WORK REQUIRED: Your task is to transcribe all of the data below exactly, omitting the images.

EXTRACTED INFORMATION:
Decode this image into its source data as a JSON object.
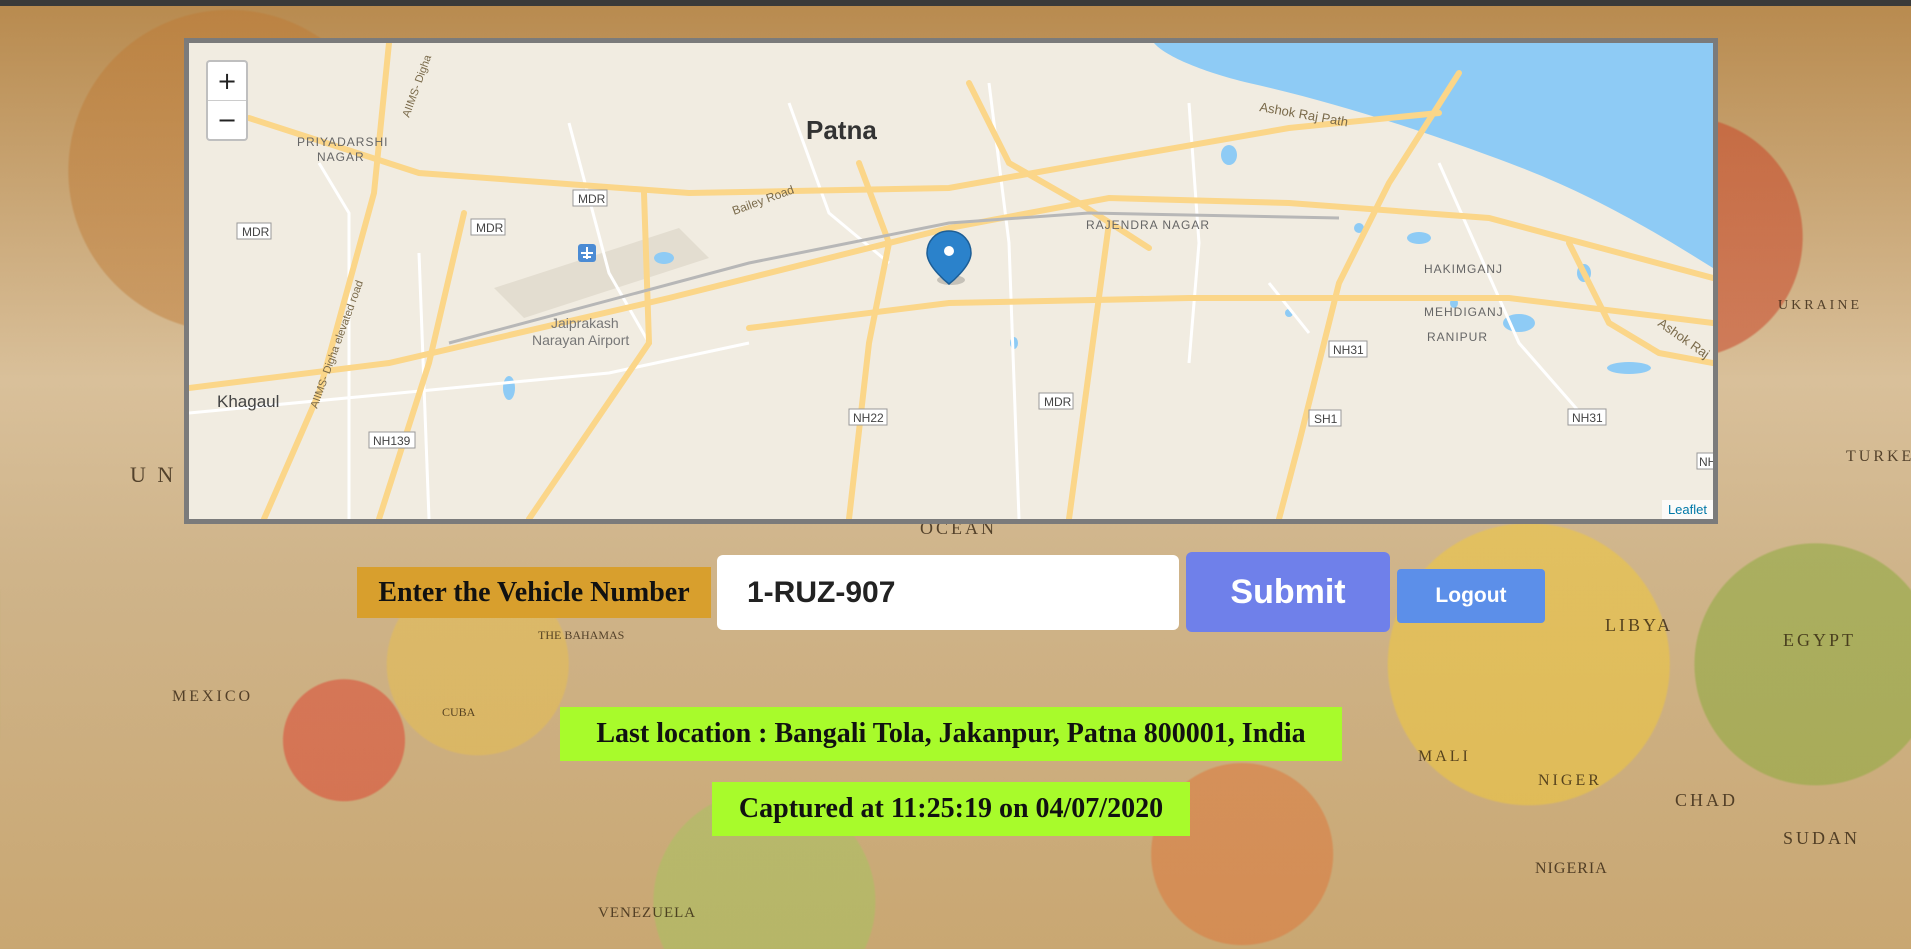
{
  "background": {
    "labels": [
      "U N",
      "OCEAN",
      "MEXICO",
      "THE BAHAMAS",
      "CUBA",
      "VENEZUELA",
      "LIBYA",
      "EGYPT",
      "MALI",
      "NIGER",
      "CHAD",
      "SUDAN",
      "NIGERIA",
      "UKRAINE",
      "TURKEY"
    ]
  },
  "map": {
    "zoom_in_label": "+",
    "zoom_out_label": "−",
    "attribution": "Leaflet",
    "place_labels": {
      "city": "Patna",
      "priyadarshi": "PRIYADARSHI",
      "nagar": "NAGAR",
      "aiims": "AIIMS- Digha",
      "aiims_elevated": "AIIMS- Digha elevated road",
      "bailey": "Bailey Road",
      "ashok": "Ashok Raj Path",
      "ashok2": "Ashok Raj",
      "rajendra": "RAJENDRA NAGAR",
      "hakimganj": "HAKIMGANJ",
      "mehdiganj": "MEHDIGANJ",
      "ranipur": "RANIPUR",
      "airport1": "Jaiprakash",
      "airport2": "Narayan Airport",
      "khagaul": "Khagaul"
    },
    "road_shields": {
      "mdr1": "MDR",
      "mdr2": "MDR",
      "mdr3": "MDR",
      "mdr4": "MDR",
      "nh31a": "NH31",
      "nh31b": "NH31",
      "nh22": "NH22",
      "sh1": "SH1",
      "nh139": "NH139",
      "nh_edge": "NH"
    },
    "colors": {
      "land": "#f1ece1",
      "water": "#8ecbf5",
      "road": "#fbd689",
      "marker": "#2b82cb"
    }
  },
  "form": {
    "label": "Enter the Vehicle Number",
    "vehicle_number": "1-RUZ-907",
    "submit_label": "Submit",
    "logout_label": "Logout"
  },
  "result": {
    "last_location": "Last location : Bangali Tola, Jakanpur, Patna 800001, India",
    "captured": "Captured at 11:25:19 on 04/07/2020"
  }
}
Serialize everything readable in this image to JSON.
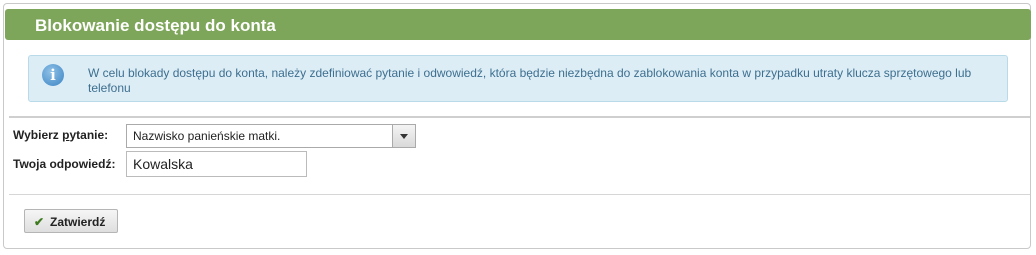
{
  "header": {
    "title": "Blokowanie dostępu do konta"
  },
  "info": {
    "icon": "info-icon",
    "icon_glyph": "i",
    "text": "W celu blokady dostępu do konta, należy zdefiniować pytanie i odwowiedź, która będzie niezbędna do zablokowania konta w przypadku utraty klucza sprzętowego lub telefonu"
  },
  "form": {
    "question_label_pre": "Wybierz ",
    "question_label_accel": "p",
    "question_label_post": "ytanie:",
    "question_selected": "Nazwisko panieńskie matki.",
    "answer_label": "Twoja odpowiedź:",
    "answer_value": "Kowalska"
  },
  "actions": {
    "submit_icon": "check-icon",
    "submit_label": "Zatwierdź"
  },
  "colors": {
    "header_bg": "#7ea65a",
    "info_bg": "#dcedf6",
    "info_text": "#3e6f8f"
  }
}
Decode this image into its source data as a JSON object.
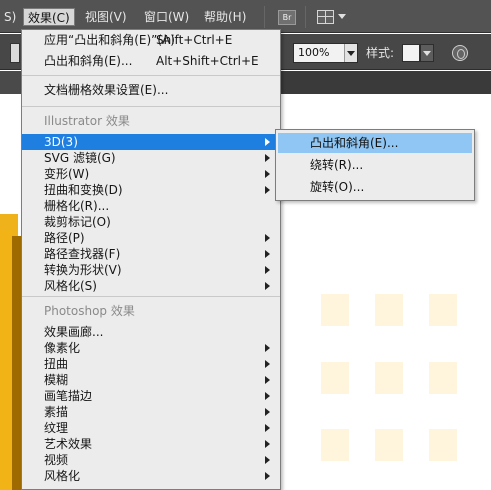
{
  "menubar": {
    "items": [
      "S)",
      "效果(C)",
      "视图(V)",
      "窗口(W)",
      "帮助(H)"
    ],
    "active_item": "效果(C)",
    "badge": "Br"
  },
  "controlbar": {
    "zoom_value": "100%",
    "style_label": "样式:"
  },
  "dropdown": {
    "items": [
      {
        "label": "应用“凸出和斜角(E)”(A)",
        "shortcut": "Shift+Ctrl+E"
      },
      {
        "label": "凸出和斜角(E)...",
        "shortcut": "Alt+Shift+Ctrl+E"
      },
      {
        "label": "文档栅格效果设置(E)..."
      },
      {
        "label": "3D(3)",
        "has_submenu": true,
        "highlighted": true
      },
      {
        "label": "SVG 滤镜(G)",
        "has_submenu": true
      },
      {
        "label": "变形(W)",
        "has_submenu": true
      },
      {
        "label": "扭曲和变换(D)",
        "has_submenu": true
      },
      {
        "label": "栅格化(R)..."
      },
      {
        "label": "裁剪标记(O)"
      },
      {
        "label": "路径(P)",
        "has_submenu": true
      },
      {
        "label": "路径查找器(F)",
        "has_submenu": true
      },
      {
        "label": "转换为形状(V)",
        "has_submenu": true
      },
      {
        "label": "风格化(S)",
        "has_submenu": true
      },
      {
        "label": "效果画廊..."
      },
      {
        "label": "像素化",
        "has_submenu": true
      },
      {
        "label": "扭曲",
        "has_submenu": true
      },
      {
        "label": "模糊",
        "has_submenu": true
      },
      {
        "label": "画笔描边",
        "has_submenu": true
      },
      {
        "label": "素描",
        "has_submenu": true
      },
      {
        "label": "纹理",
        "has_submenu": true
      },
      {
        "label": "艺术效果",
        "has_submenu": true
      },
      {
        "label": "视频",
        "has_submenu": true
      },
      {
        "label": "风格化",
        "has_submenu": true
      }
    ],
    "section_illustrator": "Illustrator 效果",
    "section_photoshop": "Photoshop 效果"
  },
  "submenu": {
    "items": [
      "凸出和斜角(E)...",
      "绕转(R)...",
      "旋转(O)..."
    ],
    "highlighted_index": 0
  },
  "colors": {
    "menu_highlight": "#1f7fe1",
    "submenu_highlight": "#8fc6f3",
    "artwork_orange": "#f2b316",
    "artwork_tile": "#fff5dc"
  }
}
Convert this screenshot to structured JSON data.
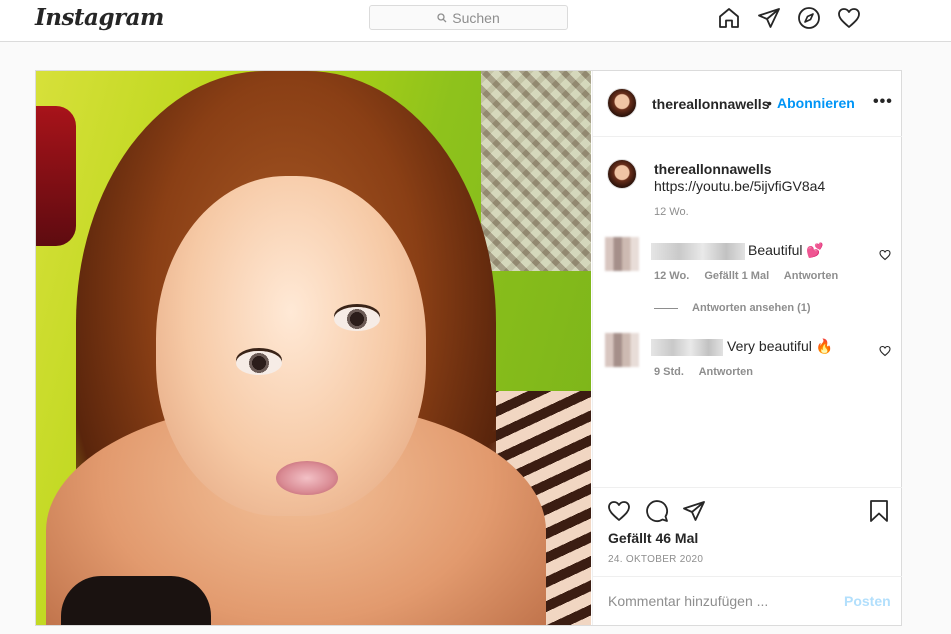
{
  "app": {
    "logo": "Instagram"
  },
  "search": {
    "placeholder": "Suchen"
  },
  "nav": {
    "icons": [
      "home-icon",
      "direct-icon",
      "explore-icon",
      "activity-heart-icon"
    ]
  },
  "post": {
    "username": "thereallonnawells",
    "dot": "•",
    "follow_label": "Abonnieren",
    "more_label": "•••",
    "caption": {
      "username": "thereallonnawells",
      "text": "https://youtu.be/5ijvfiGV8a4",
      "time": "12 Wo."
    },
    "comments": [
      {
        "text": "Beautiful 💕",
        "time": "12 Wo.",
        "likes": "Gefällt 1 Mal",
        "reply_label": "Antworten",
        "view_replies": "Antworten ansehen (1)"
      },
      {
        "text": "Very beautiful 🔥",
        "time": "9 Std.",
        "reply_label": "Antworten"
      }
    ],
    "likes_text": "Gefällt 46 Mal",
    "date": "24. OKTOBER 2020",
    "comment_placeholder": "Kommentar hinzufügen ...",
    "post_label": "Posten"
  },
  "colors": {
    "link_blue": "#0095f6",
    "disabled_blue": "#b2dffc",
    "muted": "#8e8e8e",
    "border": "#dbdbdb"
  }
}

RESULT:
Decode this image into its source data as a JSON object.
{
  "background": {
    "labels": [
      "U N",
      "OCEAN",
      "MEXICO",
      "THE BAHAMAS",
      "CUBA",
      "VENEZUELA",
      "LIBYA",
      "EGYPT",
      "MALI",
      "NIGER",
      "CHAD",
      "SUDAN",
      "NIGERIA",
      "UKRAINE",
      "TURKEY"
    ]
  },
  "map": {
    "zoom_in_label": "+",
    "zoom_out_label": "−",
    "attribution": "Leaflet",
    "place_labels": {
      "city": "Patna",
      "priyadarshi": "PRIYADARSHI",
      "nagar": "NAGAR",
      "aiims": "AIIMS- Digha",
      "aiims_elevated": "AIIMS- Digha elevated road",
      "bailey": "Bailey Road",
      "ashok": "Ashok Raj Path",
      "ashok2": "Ashok Raj",
      "rajendra": "RAJENDRA NAGAR",
      "hakimganj": "HAKIMGANJ",
      "mehdiganj": "MEHDIGANJ",
      "ranipur": "RANIPUR",
      "airport1": "Jaiprakash",
      "airport2": "Narayan Airport",
      "khagaul": "Khagaul"
    },
    "road_shields": {
      "mdr1": "MDR",
      "mdr2": "MDR",
      "mdr3": "MDR",
      "mdr4": "MDR",
      "nh31a": "NH31",
      "nh31b": "NH31",
      "nh22": "NH22",
      "sh1": "SH1",
      "nh139": "NH139",
      "nh_edge": "NH"
    },
    "colors": {
      "land": "#f1ece1",
      "water": "#8ecbf5",
      "road": "#fbd689",
      "marker": "#2b82cb"
    }
  },
  "form": {
    "label": "Enter the Vehicle Number",
    "vehicle_number": "1-RUZ-907",
    "submit_label": "Submit",
    "logout_label": "Logout"
  },
  "result": {
    "last_location": "Last location : Bangali Tola, Jakanpur, Patna 800001, India",
    "captured": "Captured at 11:25:19 on 04/07/2020"
  }
}
Serialize everything readable in this image to JSON.
{
  "header": {
    "title": "Blokowanie dostępu do konta"
  },
  "info": {
    "icon": "info-icon",
    "icon_glyph": "i",
    "text": "W celu blokady dostępu do konta, należy zdefiniować pytanie i odwowiedź, która będzie niezbędna do zablokowania konta w przypadku utraty klucza sprzętowego lub telefonu"
  },
  "form": {
    "question_label_pre": "Wybierz ",
    "question_label_accel": "p",
    "question_label_post": "ytanie:",
    "question_selected": "Nazwisko panieńskie matki.",
    "answer_label": "Twoja odpowiedź:",
    "answer_value": "Kowalska"
  },
  "actions": {
    "submit_icon": "check-icon",
    "submit_label": "Zatwierdź"
  },
  "colors": {
    "header_bg": "#7ea65a",
    "info_bg": "#dcedf6",
    "info_text": "#3e6f8f"
  }
}
Decode this image into its source data as a JSON object.
{
  "menubar": {
    "items": [
      "S)",
      "效果(C)",
      "视图(V)",
      "窗口(W)",
      "帮助(H)"
    ],
    "active_item": "效果(C)",
    "badge": "Br"
  },
  "controlbar": {
    "zoom_value": "100%",
    "style_label": "样式:"
  },
  "dropdown": {
    "items": [
      {
        "label": "应用“凸出和斜角(E)”(A)",
        "shortcut": "Shift+Ctrl+E"
      },
      {
        "label": "凸出和斜角(E)...",
        "shortcut": "Alt+Shift+Ctrl+E"
      },
      {
        "label": "文档栅格效果设置(E)..."
      },
      {
        "label": "3D(3)",
        "has_submenu": true,
        "highlighted": true
      },
      {
        "label": "SVG 滤镜(G)",
        "has_submenu": true
      },
      {
        "label": "变形(W)",
        "has_submenu": true
      },
      {
        "label": "扭曲和变换(D)",
        "has_submenu": true
      },
      {
        "label": "栅格化(R)..."
      },
      {
        "label": "裁剪标记(O)"
      },
      {
        "label": "路径(P)",
        "has_submenu": true
      },
      {
        "label": "路径查找器(F)",
        "has_submenu": true
      },
      {
        "label": "转换为形状(V)",
        "has_submenu": true
      },
      {
        "label": "风格化(S)",
        "has_submenu": true
      },
      {
        "label": "效果画廊..."
      },
      {
        "label": "像素化",
        "has_submenu": true
      },
      {
        "label": "扭曲",
        "has_submenu": true
      },
      {
        "label": "模糊",
        "has_submenu": true
      },
      {
        "label": "画笔描边",
        "has_submenu": true
      },
      {
        "label": "素描",
        "has_submenu": true
      },
      {
        "label": "纹理",
        "has_submenu": true
      },
      {
        "label": "艺术效果",
        "has_submenu": true
      },
      {
        "label": "视频",
        "has_submenu": true
      },
      {
        "label": "风格化",
        "has_submenu": true
      }
    ],
    "section_illustrator": "Illustrator 效果",
    "section_photoshop": "Photoshop 效果"
  },
  "submenu": {
    "items": [
      "凸出和斜角(E)...",
      "绕转(R)...",
      "旋转(O)..."
    ],
    "highlighted_index": 0
  },
  "colors": {
    "menu_highlight": "#1f7fe1",
    "submenu_highlight": "#8fc6f3",
    "artwork_orange": "#f2b316",
    "artwork_tile": "#fff5dc"
  }
}
Convert this screenshot to structured JSON data.
{
  "app": {
    "logo": "Instagram"
  },
  "search": {
    "placeholder": "Suchen"
  },
  "nav": {
    "icons": [
      "home-icon",
      "direct-icon",
      "explore-icon",
      "activity-heart-icon"
    ]
  },
  "post": {
    "username": "thereallonnawells",
    "dot": "•",
    "follow_label": "Abonnieren",
    "more_label": "•••",
    "caption": {
      "username": "thereallonnawells",
      "text": "https://youtu.be/5ijvfiGV8a4",
      "time": "12 Wo."
    },
    "comments": [
      {
        "text": "Beautiful 💕",
        "time": "12 Wo.",
        "likes": "Gefällt 1 Mal",
        "reply_label": "Antworten",
        "view_replies": "Antworten ansehen (1)"
      },
      {
        "text": "Very beautiful 🔥",
        "time": "9 Std.",
        "reply_label": "Antworten"
      }
    ],
    "likes_text": "Gefällt 46 Mal",
    "date": "24. OKTOBER 2020",
    "comment_placeholder": "Kommentar hinzufügen ...",
    "post_label": "Posten"
  },
  "colors": {
    "link_blue": "#0095f6",
    "disabled_blue": "#b2dffc",
    "muted": "#8e8e8e",
    "border": "#dbdbdb"
  }
}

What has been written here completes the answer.